--- Start Material ---
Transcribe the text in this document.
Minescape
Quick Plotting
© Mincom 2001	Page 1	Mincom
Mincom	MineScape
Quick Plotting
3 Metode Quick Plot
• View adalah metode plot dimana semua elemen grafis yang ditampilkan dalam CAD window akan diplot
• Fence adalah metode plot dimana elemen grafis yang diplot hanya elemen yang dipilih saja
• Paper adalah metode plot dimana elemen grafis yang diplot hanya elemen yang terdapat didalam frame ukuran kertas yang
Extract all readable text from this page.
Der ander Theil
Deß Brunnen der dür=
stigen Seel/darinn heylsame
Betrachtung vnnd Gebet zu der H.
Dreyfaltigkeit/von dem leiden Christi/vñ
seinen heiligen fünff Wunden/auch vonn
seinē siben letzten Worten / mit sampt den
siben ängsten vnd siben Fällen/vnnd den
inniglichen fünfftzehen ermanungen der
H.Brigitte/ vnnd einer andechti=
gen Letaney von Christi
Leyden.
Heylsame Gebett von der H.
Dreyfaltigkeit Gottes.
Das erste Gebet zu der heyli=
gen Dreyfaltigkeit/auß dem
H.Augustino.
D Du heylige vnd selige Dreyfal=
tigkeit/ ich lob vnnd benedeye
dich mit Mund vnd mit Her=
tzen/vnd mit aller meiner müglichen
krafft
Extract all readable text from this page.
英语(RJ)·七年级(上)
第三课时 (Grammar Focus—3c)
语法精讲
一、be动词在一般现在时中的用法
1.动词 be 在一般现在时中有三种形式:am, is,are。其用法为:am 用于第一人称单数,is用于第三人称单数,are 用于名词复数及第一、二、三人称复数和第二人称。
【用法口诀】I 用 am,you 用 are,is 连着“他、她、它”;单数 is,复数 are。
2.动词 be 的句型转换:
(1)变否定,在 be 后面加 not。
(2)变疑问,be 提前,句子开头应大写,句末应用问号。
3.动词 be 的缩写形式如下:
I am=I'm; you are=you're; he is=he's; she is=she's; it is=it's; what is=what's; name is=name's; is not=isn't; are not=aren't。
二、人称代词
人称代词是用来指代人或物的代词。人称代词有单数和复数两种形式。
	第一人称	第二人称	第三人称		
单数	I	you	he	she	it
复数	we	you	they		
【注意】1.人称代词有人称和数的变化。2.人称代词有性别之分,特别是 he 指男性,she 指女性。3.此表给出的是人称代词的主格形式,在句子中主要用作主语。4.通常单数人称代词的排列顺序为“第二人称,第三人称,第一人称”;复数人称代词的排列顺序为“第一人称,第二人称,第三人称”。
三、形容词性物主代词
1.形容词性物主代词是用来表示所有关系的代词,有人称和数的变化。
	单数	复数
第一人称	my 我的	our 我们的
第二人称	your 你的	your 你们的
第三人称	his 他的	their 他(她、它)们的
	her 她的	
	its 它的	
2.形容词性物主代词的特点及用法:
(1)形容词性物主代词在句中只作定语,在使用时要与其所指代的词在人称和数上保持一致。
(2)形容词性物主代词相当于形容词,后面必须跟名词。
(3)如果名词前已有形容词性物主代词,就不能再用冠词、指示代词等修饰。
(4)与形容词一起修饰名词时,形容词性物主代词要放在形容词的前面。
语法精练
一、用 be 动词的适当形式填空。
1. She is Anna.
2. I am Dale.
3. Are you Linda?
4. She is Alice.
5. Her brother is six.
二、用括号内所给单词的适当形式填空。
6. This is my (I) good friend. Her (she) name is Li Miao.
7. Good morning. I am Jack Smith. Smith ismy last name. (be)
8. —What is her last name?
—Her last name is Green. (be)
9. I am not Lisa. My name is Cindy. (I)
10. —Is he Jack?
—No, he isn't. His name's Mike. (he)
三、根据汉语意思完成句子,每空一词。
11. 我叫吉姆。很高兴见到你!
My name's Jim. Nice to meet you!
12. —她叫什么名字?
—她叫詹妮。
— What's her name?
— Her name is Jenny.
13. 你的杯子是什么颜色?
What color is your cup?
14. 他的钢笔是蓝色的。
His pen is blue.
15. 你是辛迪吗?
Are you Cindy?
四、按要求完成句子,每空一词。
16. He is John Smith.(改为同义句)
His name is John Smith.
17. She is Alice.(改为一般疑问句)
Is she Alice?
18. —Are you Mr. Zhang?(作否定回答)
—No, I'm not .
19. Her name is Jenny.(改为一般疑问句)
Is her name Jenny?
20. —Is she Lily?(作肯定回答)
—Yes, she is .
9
--- End Material ---
_Problem to work on_
Tally the lines in the entries above that hold the word "vnnd". Reply with nothing but that count.

_Final answer_
4